(Stored dataset items)
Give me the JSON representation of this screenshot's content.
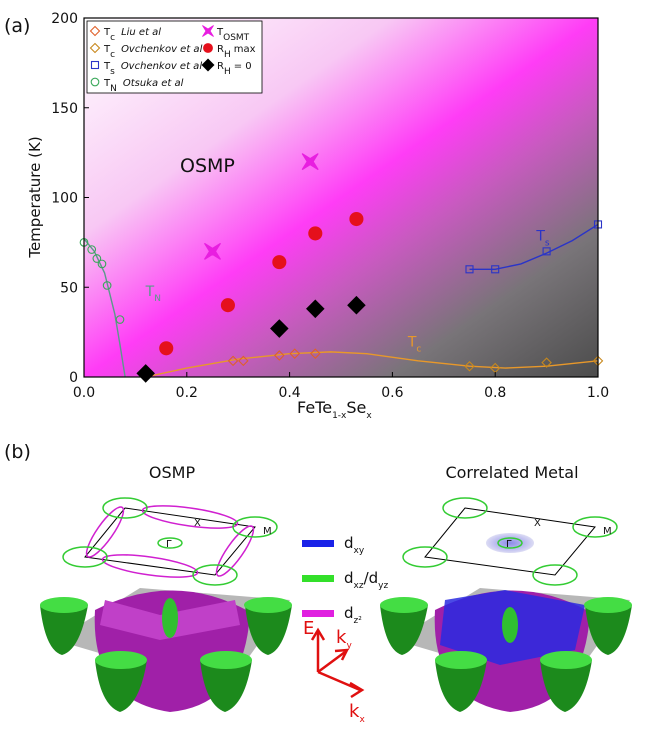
{
  "chart_data": {
    "type": "scatter",
    "panel_label": "(a)",
    "xlabel": [
      "FeTe",
      "1-x",
      "Se",
      "x"
    ],
    "ylabel": "Temperature (K)",
    "annotation": "OSMP",
    "xlim": [
      0,
      1
    ],
    "ylim": [
      0,
      200
    ],
    "xticks": [
      {
        "value": 0,
        "label": "0.0"
      },
      0.2,
      0.4,
      0.6,
      0.8,
      {
        "value": 1,
        "label": "1.0"
      }
    ],
    "yticks": [
      0,
      50,
      100,
      150,
      200
    ],
    "series": [
      {
        "name": [
          "T",
          "c"
        ],
        "note": "Liu et al",
        "color": "#e0602a",
        "marker": "diamond",
        "filled": false,
        "x": [
          0.29,
          0.31,
          0.38,
          0.41,
          0.45
        ],
        "values": [
          9,
          9,
          12,
          13,
          13
        ]
      },
      {
        "name": [
          "T",
          "c"
        ],
        "note": "Ovchenkov et al",
        "color": "#c8881c",
        "marker": "diamond",
        "filled": false,
        "x": [
          0.75,
          0.8,
          0.9,
          1.0
        ],
        "values": [
          6,
          5,
          8,
          9
        ]
      },
      {
        "name": [
          "T",
          "s"
        ],
        "note": "Ovchenkov et al",
        "color": "#2a34c8",
        "marker": "square",
        "filled": false,
        "x": [
          0.75,
          0.8,
          0.9,
          1.0
        ],
        "values": [
          60,
          60,
          70,
          85
        ]
      },
      {
        "name": [
          "T",
          "N"
        ],
        "note": "Otsuka et al",
        "color": "#3aa85a",
        "marker": "circle",
        "filled": false,
        "x": [
          0.0,
          0.015,
          0.025,
          0.035,
          0.045,
          0.07
        ],
        "values": [
          75,
          71,
          66,
          63,
          51,
          32
        ]
      },
      {
        "name": [
          "T",
          "OSMT"
        ],
        "color": "#e81ee0",
        "marker": "bowtie",
        "filled": true,
        "x": [
          0.25,
          0.44
        ],
        "values": [
          70,
          120
        ]
      },
      {
        "name": [
          "R",
          "H",
          "max"
        ],
        "color": "#e5101c",
        "marker": "circle",
        "filled": true,
        "x": [
          0.16,
          0.28,
          0.38,
          0.45,
          0.53
        ],
        "values": [
          16,
          40,
          64,
          80,
          88
        ]
      },
      {
        "name": [
          "R",
          "H",
          "= 0"
        ],
        "color": "#000000",
        "marker": "diamond",
        "filled": true,
        "x": [
          0.12,
          0.38,
          0.45,
          0.53
        ],
        "values": [
          2,
          27,
          38,
          40
        ]
      }
    ],
    "curves": [
      {
        "label": [
          "T",
          "N"
        ],
        "label_at": [
          0.12,
          45
        ],
        "color": "#5a9a8a",
        "x": [
          0.0,
          0.02,
          0.04,
          0.06,
          0.07,
          0.08
        ],
        "values": [
          77,
          70,
          58,
          35,
          18,
          0
        ]
      },
      {
        "label": [
          "T",
          "c"
        ],
        "label_at": [
          0.63,
          17
        ],
        "color": "#e8982a",
        "x": [
          0.12,
          0.2,
          0.3,
          0.4,
          0.48,
          0.55,
          0.65,
          0.75,
          0.82,
          0.9,
          1.0
        ],
        "values": [
          0,
          5,
          10,
          13,
          14,
          13,
          9,
          6,
          5,
          6,
          9
        ]
      },
      {
        "label": [
          "T",
          "s"
        ],
        "label_at": [
          0.88,
          76
        ],
        "color": "#2a34c8",
        "x": [
          0.75,
          0.8,
          0.85,
          0.9,
          0.95,
          1.0
        ],
        "values": [
          60,
          60,
          63,
          69,
          76,
          85
        ]
      }
    ]
  },
  "panel_b": {
    "label": "(b)",
    "titles": [
      "OSMP",
      "Correlated Metal"
    ],
    "legend": [
      {
        "parts": [
          "d",
          "xy"
        ],
        "color": "#1a22e8"
      },
      {
        "parts": [
          "d",
          "xz",
          "/d",
          "yz"
        ],
        "color": "#33e02a"
      },
      {
        "parts": [
          "d",
          "z²"
        ],
        "color": "#e020e0"
      }
    ],
    "points": [
      "X",
      "M",
      "Γ"
    ],
    "axes": {
      "e": "E",
      "ky": [
        "k",
        "y"
      ],
      "kx": [
        "k",
        "x"
      ]
    }
  }
}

• BRIEF: Without the pictures, repeat the listing above exactly.

• ANSWER FOR THIS EXERCISE:
Give me the JSON representation of this screenshot's content.
{
  "chart_data": {
    "type": "scatter",
    "panel_label": "(a)",
    "xlabel": [
      "FeTe",
      "1-x",
      "Se",
      "x"
    ],
    "ylabel": "Temperature (K)",
    "annotation": "OSMP",
    "xlim": [
      0,
      1
    ],
    "ylim": [
      0,
      200
    ],
    "xticks": [
      {
        "value": 0,
        "label": "0.0"
      },
      0.2,
      0.4,
      0.6,
      0.8,
      {
        "value": 1,
        "label": "1.0"
      }
    ],
    "yticks": [
      0,
      50,
      100,
      150,
      200
    ],
    "series": [
      {
        "name": [
          "T",
          "c"
        ],
        "note": "Liu et al",
        "color": "#e0602a",
        "marker": "diamond",
        "filled": false,
        "x": [
          0.29,
          0.31,
          0.38,
          0.41,
          0.45
        ],
        "values": [
          9,
          9,
          12,
          13,
          13
        ]
      },
      {
        "name": [
          "T",
          "c"
        ],
        "note": "Ovchenkov et al",
        "color": "#c8881c",
        "marker": "diamond",
        "filled": false,
        "x": [
          0.75,
          0.8,
          0.9,
          1.0
        ],
        "values": [
          6,
          5,
          8,
          9
        ]
      },
      {
        "name": [
          "T",
          "s"
        ],
        "note": "Ovchenkov et al",
        "color": "#2a34c8",
        "marker": "square",
        "filled": false,
        "x": [
          0.75,
          0.8,
          0.9,
          1.0
        ],
        "values": [
          60,
          60,
          70,
          85
        ]
      },
      {
        "name": [
          "T",
          "N"
        ],
        "note": "Otsuka et al",
        "color": "#3aa85a",
        "marker": "circle",
        "filled": false,
        "x": [
          0.0,
          0.015,
          0.025,
          0.035,
          0.045,
          0.07
        ],
        "values": [
          75,
          71,
          66,
          63,
          51,
          32
        ]
      },
      {
        "name": [
          "T",
          "OSMT"
        ],
        "color": "#e81ee0",
        "marker": "bowtie",
        "filled": true,
        "x": [
          0.25,
          0.44
        ],
        "values": [
          70,
          120
        ]
      },
      {
        "name": [
          "R",
          "H",
          "max"
        ],
        "color": "#e5101c",
        "marker": "circle",
        "filled": true,
        "x": [
          0.16,
          0.28,
          0.38,
          0.45,
          0.53
        ],
        "values": [
          16,
          40,
          64,
          80,
          88
        ]
      },
      {
        "name": [
          "R",
          "H",
          "= 0"
        ],
        "color": "#000000",
        "marker": "diamond",
        "filled": true,
        "x": [
          0.12,
          0.38,
          0.45,
          0.53
        ],
        "values": [
          2,
          27,
          38,
          40
        ]
      }
    ],
    "curves": [
      {
        "label": [
          "T",
          "N"
        ],
        "label_at": [
          0.12,
          45
        ],
        "color": "#5a9a8a",
        "x": [
          0.0,
          0.02,
          0.04,
          0.06,
          0.07,
          0.08
        ],
        "values": [
          77,
          70,
          58,
          35,
          18,
          0
        ]
      },
      {
        "label": [
          "T",
          "c"
        ],
        "label_at": [
          0.63,
          17
        ],
        "color": "#e8982a",
        "x": [
          0.12,
          0.2,
          0.3,
          0.4,
          0.48,
          0.55,
          0.65,
          0.75,
          0.82,
          0.9,
          1.0
        ],
        "values": [
          0,
          5,
          10,
          13,
          14,
          13,
          9,
          6,
          5,
          6,
          9
        ]
      },
      {
        "label": [
          "T",
          "s"
        ],
        "label_at": [
          0.88,
          76
        ],
        "color": "#2a34c8",
        "x": [
          0.75,
          0.8,
          0.85,
          0.9,
          0.95,
          1.0
        ],
        "values": [
          60,
          60,
          63,
          69,
          76,
          85
        ]
      }
    ]
  },
  "panel_b": {
    "label": "(b)",
    "titles": [
      "OSMP",
      "Correlated Metal"
    ],
    "legend": [
      {
        "parts": [
          "d",
          "xy"
        ],
        "color": "#1a22e8"
      },
      {
        "parts": [
          "d",
          "xz",
          "/d",
          "yz"
        ],
        "color": "#33e02a"
      },
      {
        "parts": [
          "d",
          "z²"
        ],
        "color": "#e020e0"
      }
    ],
    "points": [
      "X",
      "M",
      "Γ"
    ],
    "axes": {
      "e": "E",
      "ky": [
        "k",
        "y"
      ],
      "kx": [
        "k",
        "x"
      ]
    }
  }
}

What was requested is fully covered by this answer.